Look for the word "فقال" in each line and report the count of matching lines, with nothing added.

begin ENTRIES PROVIDED

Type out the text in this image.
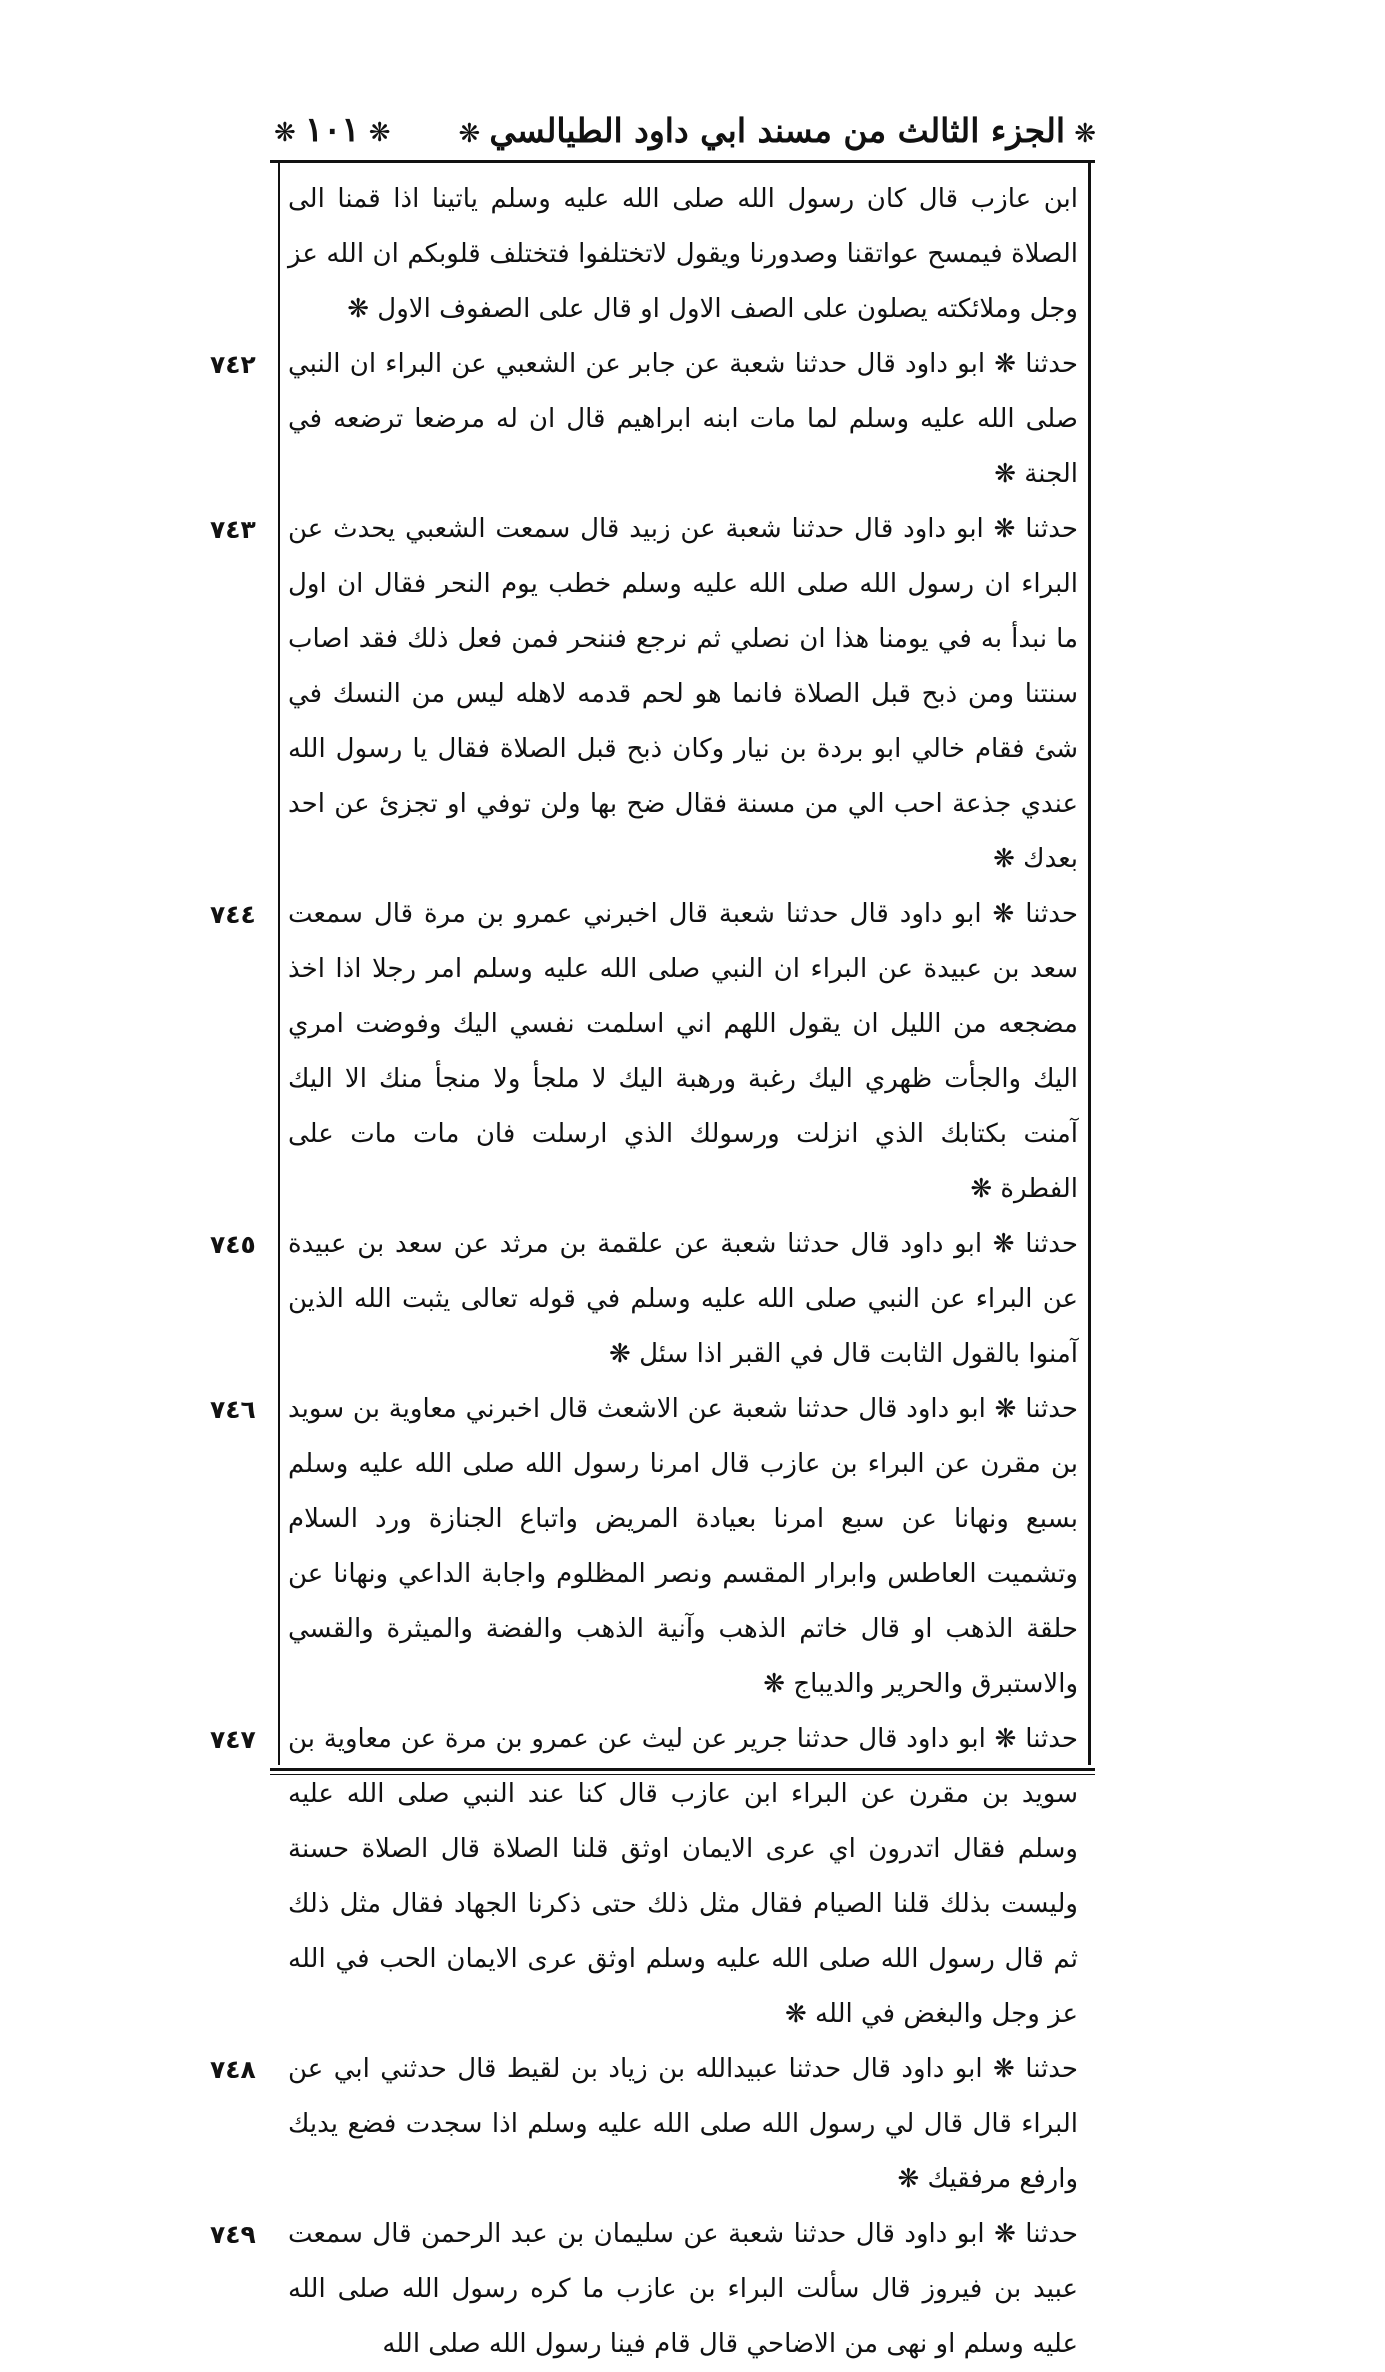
❋ الجزء الثالث من مسند ابي داود الطيالسي ❋
❋ ١٠١ ❋

ابن عازب قال كان رسول الله صلى الله عليه وسلم ياتينا اذا قمنا الى الصلاة فيمسح عواتقنا وصدورنا ويقول لاتختلفوا فتختلف قلوبكم ان الله عز وجل وملائكته يصلون على الصف الاول او قال على الصفوف الاول ❋

٧٤٢	حدثنا ❋ ابو داود قال حدثنا شعبة عن جابر عن الشعبي عن البراء ان النبي صلى الله عليه وسلم لما مات ابنه ابراهيم قال ان له مرضعا ترضعه في الجنة ❋

٧٤٣	حدثنا ❋ ابو داود قال حدثنا شعبة عن زبيد قال سمعت الشعبي يحدث عن البراء ان رسول الله صلى الله عليه وسلم خطب يوم النحر فقال ان اول ما نبدأ به في يومنا هذا ان نصلي ثم نرجع فننحر فمن فعل ذلك فقد اصاب سنتنا ومن ذبح قبل الصلاة فانما هو لحم قدمه لاهله ليس من النسك في شئ فقام خالي ابو بردة بن نيار وكان ذبح قبل الصلاة فقال يا رسول الله عندي جذعة احب الي من مسنة فقال ضح بها ولن توفي او تجزئ عن احد بعدك ❋

٧٤٤	حدثنا ❋ ابو داود قال حدثنا شعبة قال اخبرني عمرو بن مرة قال سمعت سعد بن عبيدة عن البراء ان النبي صلى الله عليه وسلم امر رجلا اذا اخذ مضجعه من الليل ان يقول اللهم اني اسلمت نفسي اليك وفوضت امري اليك والجأت ظهري اليك رغبة ورهبة اليك لا ملجأ ولا منجأ منك الا اليك آمنت بكتابك الذي انزلت ورسولك الذي ارسلت فان مات مات على الفطرة ❋

٧٤٥	حدثنا ❋ ابو داود قال حدثنا شعبة عن علقمة بن مرثد عن سعد بن عبيدة عن البراء عن النبي صلى الله عليه وسلم في قوله تعالى يثبت الله الذين آمنوا بالقول الثابت قال في القبر اذا سئل ❋

٧٤٦	حدثنا ❋ ابو داود قال حدثنا شعبة عن الاشعث قال اخبرني معاوية بن سويد بن مقرن عن البراء بن عازب قال امرنا رسول الله صلى الله عليه وسلم بسبع ونهانا عن سبع امرنا بعيادة المريض واتباع الجنازة ورد السلام وتشميت العاطس وابرار المقسم ونصر المظلوم واجابة الداعي ونهانا عن حلقة الذهب او قال خاتم الذهب وآنية الذهب والفضة والميثرة والقسي والاستبرق والحرير والديباج ❋

٧٤٧	حدثنا ❋ ابو داود قال حدثنا جرير عن ليث عن عمرو بن مرة عن معاوية بن سويد بن مقرن عن البراء ابن عازب قال كنا عند النبي صلى الله عليه وسلم فقال اتدرون اي عرى الايمان اوثق قلنا الصلاة قال الصلاة حسنة وليست بذلك قلنا الصيام فقال مثل ذلك حتى ذكرنا الجهاد فقال مثل ذلك ثم قال رسول الله صلى الله عليه وسلم اوثق عرى الايمان الحب في الله عز وجل والبغض في الله ❋

٧٤٨	حدثنا ❋ ابو داود قال حدثنا عبيدالله بن زياد بن لقيط قال حدثني ابي عن البراء قال قال لي رسول الله صلى الله عليه وسلم اذا سجدت فضع يديك وارفع مرفقيك ❋

٧٤٩	حدثنا ❋ ابو داود قال حدثنا شعبة عن سليمان بن عبد الرحمن قال سمعت عبيد بن فيروز قال سألت البراء بن عازب ما كره رسول الله صلى الله عليه وسلم او نهى من الاضاحي قال قام فينا رسول الله صلى الله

end ENTRIES PROVIDED

**ANSWER IN FULL**
2